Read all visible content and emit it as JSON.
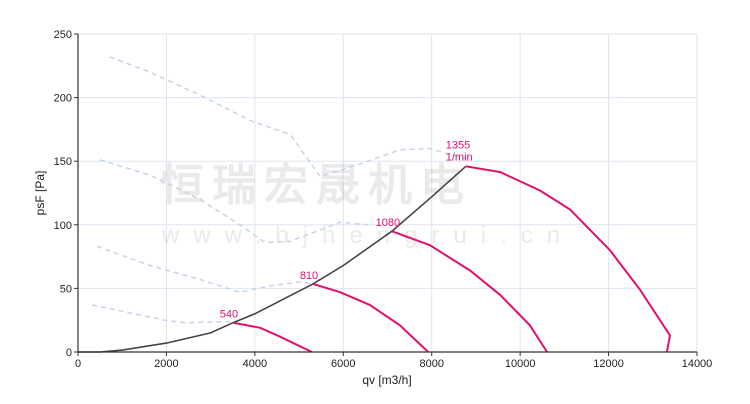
{
  "chart_data": {
    "type": "line",
    "xlabel": "qv [m3/h]",
    "ylabel": "psF [Pa]",
    "xlim": [
      0,
      14000
    ],
    "ylim": [
      0,
      250
    ],
    "xticks": [
      0,
      2000,
      4000,
      6000,
      8000,
      10000,
      12000,
      14000
    ],
    "yticks": [
      0,
      50,
      100,
      150,
      200,
      250
    ],
    "grid": true,
    "colors": {
      "speed_curve": "#e0106e",
      "system_curve": "#444444",
      "dashed_curve": "#c8d4e6",
      "grid": "#dde5ef"
    },
    "system_curve": [
      [
        0,
        0
      ],
      [
        500,
        0
      ],
      [
        1000,
        1.5
      ],
      [
        2000,
        7
      ],
      [
        3000,
        15
      ],
      [
        3505,
        23
      ],
      [
        4000,
        30
      ],
      [
        5315,
        53.5
      ],
      [
        6000,
        68
      ],
      [
        7100,
        95
      ],
      [
        8000,
        122
      ],
      [
        8770,
        146
      ]
    ],
    "speed_curves": [
      {
        "label": "540",
        "points": [
          [
            3505,
            23
          ],
          [
            4120,
            19
          ],
          [
            4570,
            12
          ],
          [
            5290,
            0
          ]
        ]
      },
      {
        "label": "810",
        "points": [
          [
            5315,
            53.5
          ],
          [
            5930,
            47
          ],
          [
            6600,
            37
          ],
          [
            7280,
            21
          ],
          [
            7920,
            0
          ]
        ]
      },
      {
        "label": "1080",
        "points": [
          [
            7100,
            95
          ],
          [
            7960,
            84
          ],
          [
            8870,
            64
          ],
          [
            9545,
            45
          ],
          [
            10220,
            21
          ],
          [
            10610,
            0
          ]
        ]
      },
      {
        "label": "1355",
        "label2": "1/min",
        "points": [
          [
            8770,
            146
          ],
          [
            9545,
            141.5
          ],
          [
            10450,
            127
          ],
          [
            11130,
            112
          ],
          [
            12030,
            80
          ],
          [
            12710,
            49
          ],
          [
            13390,
            13
          ],
          [
            13320,
            0
          ]
        ]
      }
    ],
    "dashed_curves": [
      [
        [
          720,
          232
        ],
        [
          1630,
          220
        ],
        [
          2760,
          202
        ],
        [
          3890,
          182
        ],
        [
          4800,
          171
        ],
        [
          5475,
          138
        ],
        [
          6400,
          148
        ],
        [
          7280,
          159
        ],
        [
          7960,
          160
        ],
        [
          8770,
          152
        ]
      ],
      [
        [
          500,
          151
        ],
        [
          1630,
          139
        ],
        [
          2760,
          120
        ],
        [
          3660,
          100
        ],
        [
          4230,
          86
        ],
        [
          4800,
          87
        ],
        [
          5930,
          102
        ],
        [
          6600,
          100
        ]
      ],
      [
        [
          430,
          83
        ],
        [
          1630,
          68
        ],
        [
          2760,
          57
        ],
        [
          3660,
          47
        ],
        [
          4340,
          52
        ],
        [
          5020,
          55
        ],
        [
          5315,
          53.5
        ]
      ],
      [
        [
          320,
          37
        ],
        [
          1970,
          25
        ],
        [
          2420,
          23
        ],
        [
          3440,
          24
        ]
      ]
    ]
  },
  "watermark": {
    "line1": "恒瑞宏晟机电",
    "line2": "www.bjhengrui.cn"
  }
}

════════

Instructions to follow:
Quote everything in the listing above exactly; pictures are the only thing to omit.

Final answer:
Read all visible content and emit it as JSON.
{
  "chart_data": {
    "type": "line",
    "xlabel": "qv [m3/h]",
    "ylabel": "psF [Pa]",
    "xlim": [
      0,
      14000
    ],
    "ylim": [
      0,
      250
    ],
    "xticks": [
      0,
      2000,
      4000,
      6000,
      8000,
      10000,
      12000,
      14000
    ],
    "yticks": [
      0,
      50,
      100,
      150,
      200,
      250
    ],
    "grid": true,
    "colors": {
      "speed_curve": "#e0106e",
      "system_curve": "#444444",
      "dashed_curve": "#c8d4e6",
      "grid": "#dde5ef"
    },
    "system_curve": [
      [
        0,
        0
      ],
      [
        500,
        0
      ],
      [
        1000,
        1.5
      ],
      [
        2000,
        7
      ],
      [
        3000,
        15
      ],
      [
        3505,
        23
      ],
      [
        4000,
        30
      ],
      [
        5315,
        53.5
      ],
      [
        6000,
        68
      ],
      [
        7100,
        95
      ],
      [
        8000,
        122
      ],
      [
        8770,
        146
      ]
    ],
    "speed_curves": [
      {
        "label": "540",
        "points": [
          [
            3505,
            23
          ],
          [
            4120,
            19
          ],
          [
            4570,
            12
          ],
          [
            5290,
            0
          ]
        ]
      },
      {
        "label": "810",
        "points": [
          [
            5315,
            53.5
          ],
          [
            5930,
            47
          ],
          [
            6600,
            37
          ],
          [
            7280,
            21
          ],
          [
            7920,
            0
          ]
        ]
      },
      {
        "label": "1080",
        "points": [
          [
            7100,
            95
          ],
          [
            7960,
            84
          ],
          [
            8870,
            64
          ],
          [
            9545,
            45
          ],
          [
            10220,
            21
          ],
          [
            10610,
            0
          ]
        ]
      },
      {
        "label": "1355",
        "label2": "1/min",
        "points": [
          [
            8770,
            146
          ],
          [
            9545,
            141.5
          ],
          [
            10450,
            127
          ],
          [
            11130,
            112
          ],
          [
            12030,
            80
          ],
          [
            12710,
            49
          ],
          [
            13390,
            13
          ],
          [
            13320,
            0
          ]
        ]
      }
    ],
    "dashed_curves": [
      [
        [
          720,
          232
        ],
        [
          1630,
          220
        ],
        [
          2760,
          202
        ],
        [
          3890,
          182
        ],
        [
          4800,
          171
        ],
        [
          5475,
          138
        ],
        [
          6400,
          148
        ],
        [
          7280,
          159
        ],
        [
          7960,
          160
        ],
        [
          8770,
          152
        ]
      ],
      [
        [
          500,
          151
        ],
        [
          1630,
          139
        ],
        [
          2760,
          120
        ],
        [
          3660,
          100
        ],
        [
          4230,
          86
        ],
        [
          4800,
          87
        ],
        [
          5930,
          102
        ],
        [
          6600,
          100
        ]
      ],
      [
        [
          430,
          83
        ],
        [
          1630,
          68
        ],
        [
          2760,
          57
        ],
        [
          3660,
          47
        ],
        [
          4340,
          52
        ],
        [
          5020,
          55
        ],
        [
          5315,
          53.5
        ]
      ],
      [
        [
          320,
          37
        ],
        [
          1970,
          25
        ],
        [
          2420,
          23
        ],
        [
          3440,
          24
        ]
      ]
    ]
  },
  "watermark": {
    "line1": "恒瑞宏晟机电",
    "line2": "www.bjhengrui.cn"
  }
}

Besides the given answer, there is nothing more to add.